SOURCE EXCERPT =
New year’s honour for influential engineer

For her services to engineering, University of Leeds' Professor Anne Neville has been made an Officer of the Order of the British Empire (OBE) in the New Year’s Honours list.

Her team’s work has contributed to the understanding of how and why metallic components in hip joints degrade, how chemicals in oilfields can be used to mitigate corrosion/wear and how new developments in lubricant technology will impact on the fuel economy of engines.

Professor Neville’s research expertise lies in the study of processes occurring between surfaces; this can include corrosion, friction and wear and crystallisation.

A large part of Professor Neville’s work involves using advanced surface analysis techniques and high-powered electron microscopes to understand at the nanometre-scale how processes will affect a system or object’s performance.

Her research group was the first to be able to monitor corrosion in a full hip joint simulator, which enabled the team to understand corrosion processes and link this to lubrication of the joint in a way previously not possible.

INFORMATION GIVEN =

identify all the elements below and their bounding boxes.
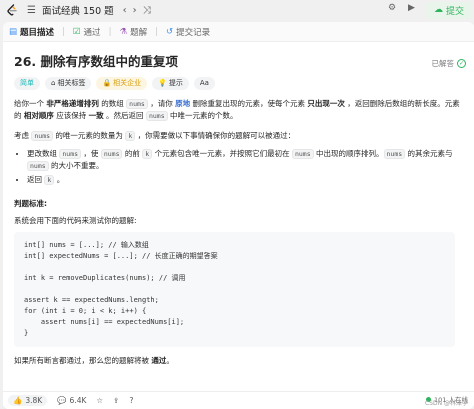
- description-paragraph-2: 考虑 nums 的唯一元素的数量为 k ，你需要做以下事情确保你的题解可以被通过…: [14, 131, 296, 141]
- check-icon: ☑: [72, 26, 81, 37]
- tab-divider: |: [108, 26, 112, 37]
- solved-status: 已解答 ✓: [431, 59, 466, 68]
- font-size-badge[interactable]: Aa: [193, 77, 215, 90]
- tab-accepted[interactable]: ☑ 通过: [73, 26, 101, 38]
- code-block: int[] nums = [...]; // 输入数组 int[] expecte…: [14, 232, 455, 347]
- tab-solutions[interactable]: ⚗ 题解: [119, 26, 147, 38]
- prev-problem-icon[interactable]: ‹: [123, 5, 133, 16]
- leetcode-logo[interactable]: [5, 3, 19, 17]
- shuffle-icon[interactable]: ⤨: [143, 5, 157, 16]
- code-line: int[] nums = [...]; // 输入数组: [24, 241, 149, 249]
- final-note: 如果所有断言都通过，那么您的题解将被 通过。: [14, 356, 174, 365]
- problem-title: 26. 删除有序数组中的重复项: [14, 54, 178, 69]
- submit-button[interactable]: ☁ 提交: [425, 1, 472, 19]
- code-line: for (int i = 0; i < k; i++) {: [24, 307, 147, 315]
- tab-description[interactable]: ▤ 题目描述: [9, 26, 54, 38]
- list-item: 返回 k 。: [27, 174, 464, 186]
- judge-heading: 判题标准:: [14, 199, 47, 208]
- tab-divider: |: [62, 26, 65, 37]
- like-button[interactable]: 👍 3.8K: [8, 395, 48, 406]
- requirements-list: 更改数组 nums ，使 nums 的前 k 个元素包含唯一元素，并按照它们最初…: [14, 148, 464, 186]
- run-icon[interactable]: ▶: [408, 3, 422, 17]
- code-line: int[] expectedNums = [...]; // 长度正确的期望答案: [24, 252, 218, 260]
- badge-row: 简单 ⌂ 相关标签 🔒 相关企业 💡 提示 Aa: [14, 77, 464, 90]
- description-panel: ▤ 题目描述 | ☑ 通过 | ⚗ 题解 | ↺ 提交记录 已解答 ✓ 26. …: [3, 22, 474, 409]
- in-place-link[interactable]: 原地: [175, 99, 190, 108]
- tags-badge[interactable]: ⌂ 相关标签: [45, 77, 92, 90]
- hint-badge[interactable]: 💡 提示: [152, 77, 189, 90]
- code-line: int k = removeDuplicates(nums); // 调用: [24, 274, 186, 282]
- judge-description: 系统会用下面的代码来测试你的题解:: [14, 216, 137, 225]
- top-bar: ☰ 面试经典 150 题 ‹›⤨ ⚙ ▶ ☁ 提交: [0, 0, 474, 20]
- comment-icon: 💬: [57, 396, 67, 405]
- next-problem-icon[interactable]: ›: [133, 5, 143, 16]
- doc-icon: ▤: [9, 26, 18, 37]
- help-icon[interactable]: ?: [129, 396, 133, 405]
- book-icon: ⚗: [119, 26, 128, 37]
- list-item: 更改数组 nums ，使 nums 的前 k 个元素包含唯一元素，并按照它们最初…: [27, 148, 464, 172]
- debug-icon[interactable]: ⚙: [388, 3, 402, 17]
- tag-icon: ⌂: [51, 79, 56, 87]
- tab-bar: ▤ 题目描述 | ☑ 通过 | ⚗ 题解 | ↺ 提交记录: [3, 22, 474, 42]
- difficulty-badge[interactable]: 简单: [14, 77, 40, 90]
- comments-button[interactable]: 💬 6.4K: [57, 396, 86, 405]
- bulb-icon: 💡: [158, 79, 167, 87]
- list-icon[interactable]: ☰: [27, 5, 36, 16]
- description-paragraph-1: 给你一个 非严格递增排列 的数组 nums ，请你 原地 删除重复出现的元素，使…: [14, 99, 460, 121]
- tab-submissions[interactable]: ↺ 提交记录: [166, 26, 210, 38]
- companies-badge[interactable]: 🔒 相关企业: [96, 77, 148, 90]
- footer-bar: 👍 3.8K 💬 6.4K ☆ ⇪ ? 101 人在线 CSDN @林泽宇: [3, 391, 474, 409]
- star-icon[interactable]: ☆: [96, 396, 103, 405]
- code-line: assert nums[i] == expectedNums[i];: [24, 318, 185, 326]
- thumbs-up-icon: 👍: [13, 396, 23, 405]
- problem-list-title[interactable]: 面试经典 150 题: [42, 3, 114, 17]
- lock-icon: 🔒: [102, 79, 112, 87]
- code-line: assert k == expectedNums.length;: [24, 296, 159, 304]
- code-line: }: [24, 329, 29, 337]
- solved-check-icon: ✓: [457, 59, 466, 68]
- problem-content: 26. 删除有序数组中的重复项 简单 ⌂ 相关标签 🔒 相关企业 💡 提示 Aa 给你…: [3, 42, 474, 366]
- watermark: CSDN @林泽宇: [424, 400, 468, 407]
- upload-cloud-icon: ☁: [433, 5, 443, 15]
- history-icon: ↺: [165, 26, 174, 37]
- tab-divider: |: [155, 26, 158, 37]
- share-icon[interactable]: ⇪: [113, 396, 119, 405]
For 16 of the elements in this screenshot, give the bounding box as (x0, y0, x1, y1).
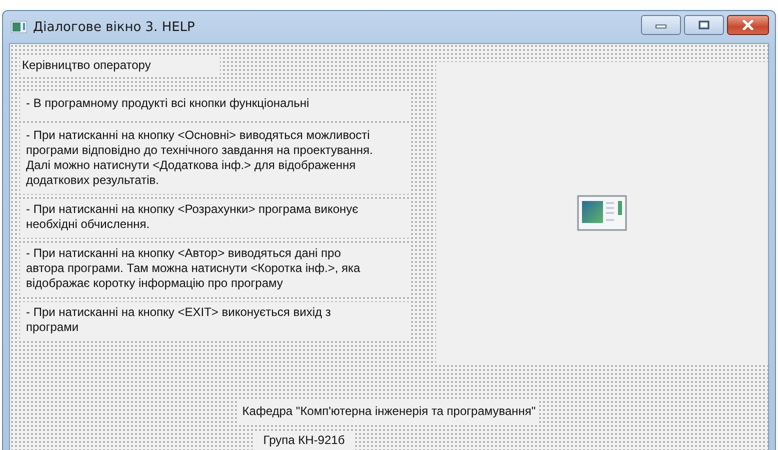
instruction-text: - При натисканні на кнопку <Автор> виводяться дані про автора програми. Там можна натиснути <Коротка інф.>, яка відображає коротку інформацію про програму (20, 243, 411, 297)
image-placeholder-icon (576, 195, 627, 231)
instruction-text: - В програмному продукті всі кнопки функціональні (20, 93, 411, 120)
window-icon (11, 21, 27, 33)
maximize-icon (698, 20, 710, 30)
window-title: Діалогове вікно 3. HELP (33, 20, 195, 34)
group-label: Група КН-921б (255, 431, 353, 450)
heading-label: Керівництво оператору (20, 56, 220, 77)
minimize-button[interactable] (641, 15, 681, 35)
close-icon (741, 20, 755, 30)
department-label: Кафедра "Комп'ютерна інженерія та програмування" (239, 400, 539, 423)
instruction-text: - При натисканні на кнопку <Основні> виводяться можливості програми відповідно до технічного завдання на проектування. Далі можно натиснути <Додаткова інф.> для відображення додаткових результатів. (20, 125, 411, 194)
maximize-button[interactable] (684, 15, 724, 35)
close-button[interactable] (727, 15, 769, 35)
instruction-text: - При натисканні на кнопку <Розрахунки> програма виконує необхідні обчислення. (20, 199, 411, 238)
instruction-text: - При натисканні на кнопку <EXIT> виконується вихід з програми (20, 302, 411, 341)
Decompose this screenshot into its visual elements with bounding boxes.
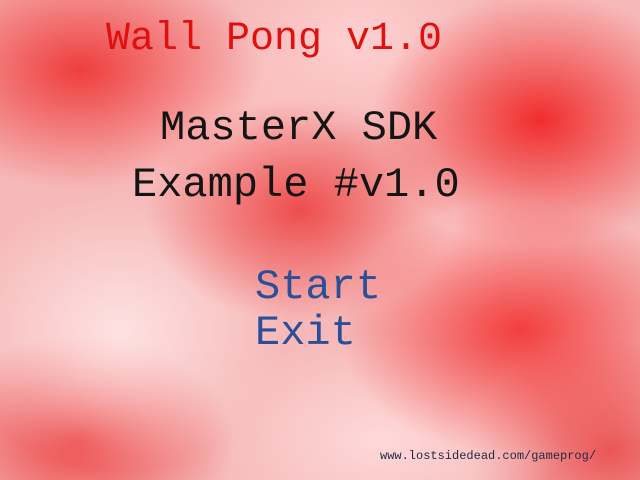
- website-url: www.lostsidedead.com/gameprog/: [380, 449, 597, 463]
- subtitle-line-1: MasterX SDK: [160, 104, 438, 152]
- game-title: Wall Pong v1.0: [106, 17, 443, 62]
- menu-item-exit[interactable]: Exit: [255, 312, 356, 354]
- menu-item-start[interactable]: Start: [255, 266, 381, 308]
- subtitle-line-2: Example #v1.0: [132, 161, 460, 209]
- title-screen: Wall Pong v1.0 MasterX SDK Example #v1.0…: [0, 0, 640, 480]
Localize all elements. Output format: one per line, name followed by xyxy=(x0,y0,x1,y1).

REQUIRED TASK 1 =
Answer the following from the honours article:
(a) What honour has Professor Anne Neville received, and for what services?
(b) According to the article, which processes occurring between surfaces fall within her research expertise?
(c) What was her research group the first to be able to do?
REQUIRED TASK 2 = Rewrite the stretch of the honours article from "New year’s honour for" through "or object’s performance.", replacing "fuel economy" with "efficiency".

CORRECT ANSWER 1 =
(a) She has been made an Officer of the Order of the British Empire (OBE) for her services to engineering.
(b) Corrosion, friction and wear, and crystallisation.
(c) Monitor corrosion in a full hip joint simulator.

CORRECT ANSWER 2 =
New year’s honour for influential engineer

For her services to engineering, University of Leeds' Professor Anne Neville has been made an Officer of the Order of the British Empire (OBE) in the New Year’s Honours list.

Her team’s work has contributed to the understanding of how and why metallic components in hip joints degrade, how chemicals in oilfields can be used to mitigate corrosion/wear and how new developments in lubricant technology will impact on the efficiency of engines.

Professor Neville’s research expertise lies in the study of processes occurring between surfaces; this can include corrosion, friction and wear and crystallisation.

A large part of Professor Neville’s work involves using advanced surface analysis techniques and high-powered electron microscopes to understand at the nanometre-scale how processes will affect a system or object’s performance.